• **EXERCISE**: List each line in which the string "down" appears.
■ ■ ■
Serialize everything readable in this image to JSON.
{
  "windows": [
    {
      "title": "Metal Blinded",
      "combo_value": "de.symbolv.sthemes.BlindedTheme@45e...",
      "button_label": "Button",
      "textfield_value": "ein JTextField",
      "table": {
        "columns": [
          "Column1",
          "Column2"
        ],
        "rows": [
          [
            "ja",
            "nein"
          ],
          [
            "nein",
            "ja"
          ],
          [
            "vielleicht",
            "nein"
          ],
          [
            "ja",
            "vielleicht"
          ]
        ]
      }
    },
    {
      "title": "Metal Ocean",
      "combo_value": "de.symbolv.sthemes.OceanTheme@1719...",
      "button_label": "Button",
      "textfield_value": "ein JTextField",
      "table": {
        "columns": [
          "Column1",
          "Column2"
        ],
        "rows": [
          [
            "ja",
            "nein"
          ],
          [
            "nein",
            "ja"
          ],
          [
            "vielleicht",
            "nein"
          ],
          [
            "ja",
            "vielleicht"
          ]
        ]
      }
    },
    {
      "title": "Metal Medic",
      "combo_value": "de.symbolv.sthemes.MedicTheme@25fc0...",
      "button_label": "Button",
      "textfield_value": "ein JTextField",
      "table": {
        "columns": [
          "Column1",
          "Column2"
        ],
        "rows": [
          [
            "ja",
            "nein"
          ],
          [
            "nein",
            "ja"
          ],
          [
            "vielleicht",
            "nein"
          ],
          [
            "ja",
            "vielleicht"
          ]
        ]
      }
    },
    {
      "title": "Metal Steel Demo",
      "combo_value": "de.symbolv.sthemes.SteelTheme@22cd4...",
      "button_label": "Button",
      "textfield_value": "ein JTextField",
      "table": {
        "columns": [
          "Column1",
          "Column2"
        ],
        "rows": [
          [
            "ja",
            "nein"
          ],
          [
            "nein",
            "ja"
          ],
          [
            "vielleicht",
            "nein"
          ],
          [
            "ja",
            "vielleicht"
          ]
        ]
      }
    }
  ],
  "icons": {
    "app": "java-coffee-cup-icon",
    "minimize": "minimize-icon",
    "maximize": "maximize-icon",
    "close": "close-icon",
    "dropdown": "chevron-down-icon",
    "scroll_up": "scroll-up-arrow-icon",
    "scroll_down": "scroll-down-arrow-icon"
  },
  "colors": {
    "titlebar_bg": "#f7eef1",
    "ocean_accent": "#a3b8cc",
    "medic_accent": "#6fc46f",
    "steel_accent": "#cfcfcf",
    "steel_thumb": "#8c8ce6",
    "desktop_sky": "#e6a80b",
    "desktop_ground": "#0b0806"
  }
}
■ ■ ■
• **EXERCISE ANSWER**:
    "dropdown": "chevron-down-icon",
    "scroll_down": "scroll-down-arrow-icon"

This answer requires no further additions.